La Suisse remet le nucléaire dans ses options énergétiques - Sfen

La Suisse remet le nucléaire dans ses options énergétiques

Publié le 28 octobre 2024 - Mis à jour le 29 octobre 2024

Vers un retour du nucléaire en Suisse ? Albert Rösti, ministre en charge de l’énergie, a déclaré vouloir revenir sur la loi interdisant la construction de nouvelles centrales  Nucléaires. En ligne de mire, la sécurisation de l’approvisionnement en électricité et l’atteinte des objectifs climatiques.

La Suisse est un petit pays de 8,7 millions d’habitants forte d’une production électrique de 66 TWh (2023)1. Grâce à des ressources hydrauliques importantes et à plusieurs installations nucléaires, la production d’électricité y est très largement décarbonée. En 2023, l’hydraulique a représenté 55 % de la production et les centrales nucléaires 35 %. L’exploitation des quatre réacteurs nucléaires du pays n’est aujourd’hui soumise à aucune limite temporelle tant que le niveau de sûreté des installations est garanti. Néanmoins, l’article 12a de la loi sur l’énergie nucléaire interdit depuis 2018 la construction de nouvelles unités, induisant de fait une sortie du nucléaire à terme. Mais dans le même temps, l’objectif de neutralité carbone en 2050 ferme la porte aux énergies fossiles.

L’hypothèque Fukushima

Dans les années 2000, ce sont cinq réacteurs nucléaires répartis sur quatre centrales qui assuraient alors près de 40 % de la production électrique du pays tandis que les industriels se préparaient au renouvellement de leurs installations. La construction de trois réacteurs à eau légère d’une puissance allant jusqu’à 1 600 MWe était même envisagée. Les sites de Beznau, Mühleberg et Niederamt étaient considérés comme « adéquats » par l’Inspection fédérale de la sécurité nucléaire (IFSN). Mais cette ambition a été balayée en 2011 après l’accident nucléaire de Fukushima. Sous l’impulsion des Verts, un référendum a même été organisé en 2016 pour appliquer une limite de durée d’exploitation à 45 ans. Rejeté par 54 % des votants (45,38 % de participation), ce projet, s’il avait été validé, aurait réduit la capacité nucléaire à 1,2 GW d’électricité nucléaire en 2024, contre 2,9 GW effectivement.

Toutefois, en 2017, le référendum sur la « Stratégie énergétique 2050 » a introduit entre autres choses l’interdiction de nouvelles constructions. Il a été validé par 58,2 % des votants2 avec un taux de participation de 42,3 % lors de la votation. Attention cependant, l’objet de la votation comprenait un ensemble de mesures en faveur des énergies renouvelables et de l’efficacité énergétique, que ce soit chez les particuliers ou les industriels. Ainsi, le résultat ne peut-il être traduit stricto sensu comme un rejet populaire du nucléaire. Dans ce contexte d’incertitude politique et régulatoire, l’exploitant BKW FMR a procédé à la fermeture du petit réacteur à eau bouillante de Mühleberg (372 MWe) en 2019. Aujourd’hui, la Suisse se retrouve donc avec quatre réacteurs à la durée d’exploitation illimitée, mais sans possibilité de renouveler son parc.
——
Poursuivez l'article sur le retour du nucléaire en Suisse à la suite de sa dernière phrase.

DONNÉES ENREGISTRÉES:
——
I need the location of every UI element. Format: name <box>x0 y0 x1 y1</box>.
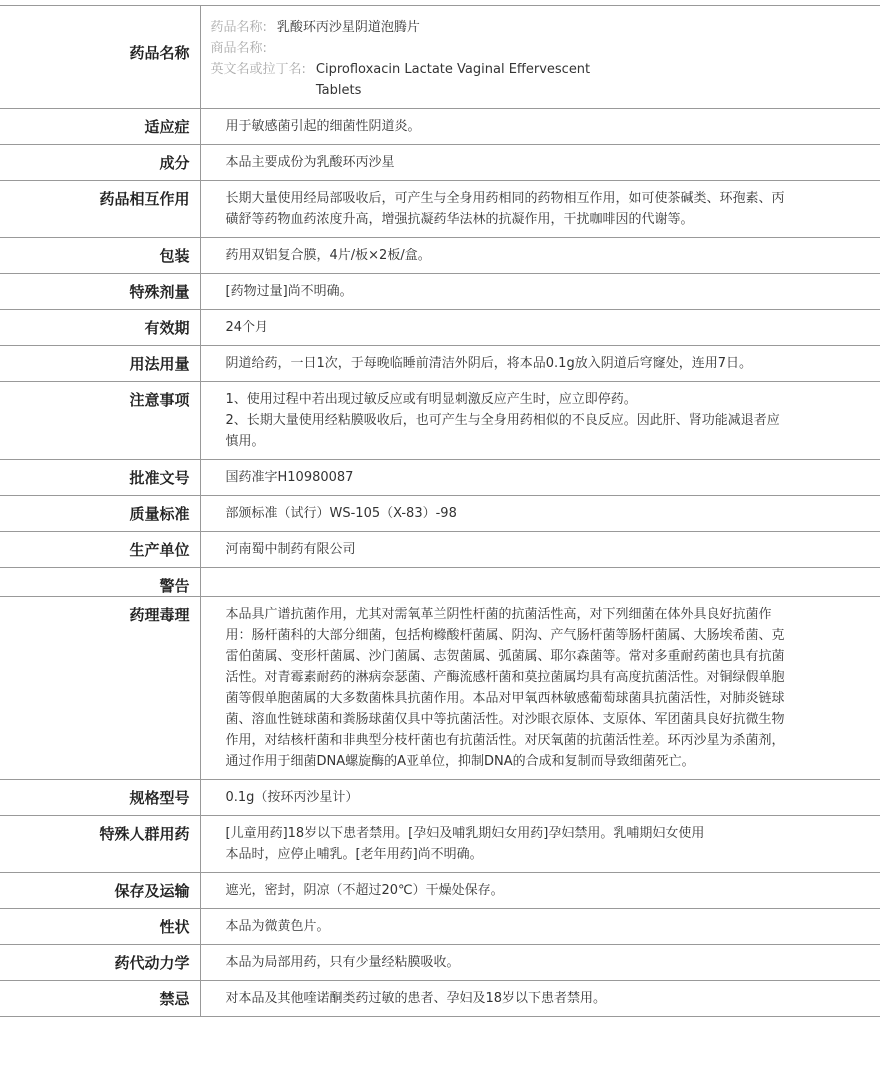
——
RÉPONSE:
Sécurité d’approvisionnement et climat 

« De l’électricité pour tous en tout temps (stop au blackout) » : tel est le slogan de l’initiative populaire déposée en début d’année 2024. Forte de 129 000 signatures, elle demande d’ajouter à la loi que « l’approvisionnement en électricité doit être garanti en tout temps » et la notion de « responsabilité ». L’initiative propose également l’autorisation de « toute forme de production d’électricité respectueuse du climat ». Fin août 2024, l’exécutif a présenté un projet d’acte (un projet de loi) étroitement lié à l’initiative, mais ne le reprenant pas en tout point pour diverses raisons, juridiques notamment. Le Conseil fédéral explique par exemple que l’autorisation de construction de nouvelles centrales nucléaires ne nécessite pas de modifier la constitution et qu’une modification de la loi suffirait. Mais ce faisant, le gouvernement clarifie sa position et ouvre officiellement la porte au nucléaire.

« La Suisse vise l’objectif zéro émission nette d’ici 2050, ce qui implique le remplacement intégral des énergies fossiles par de l’électricité respectueuse du climat. Les besoins en électricité vont donc augmenter, en lien aussi avec la croissance démographique, juge le Conseil. L’option initialement prévue de remplacer l’électricité manquante par des centrales à gaz n’est plus viable aujourd’hui en raison de l’objectif zéro émission nette », expose-t-il3, en ajoutant des considérations géopolitiques : « La situation tendue de l’approvisionnement énergétique en Europe depuis 2022 signifie que l’électricité manquante ne peut pas être remplacée par des importations en quantité appropriée à tout moment, comme on le supposait jusqu’alors ».

Retour à la notion de « neutralité technologique »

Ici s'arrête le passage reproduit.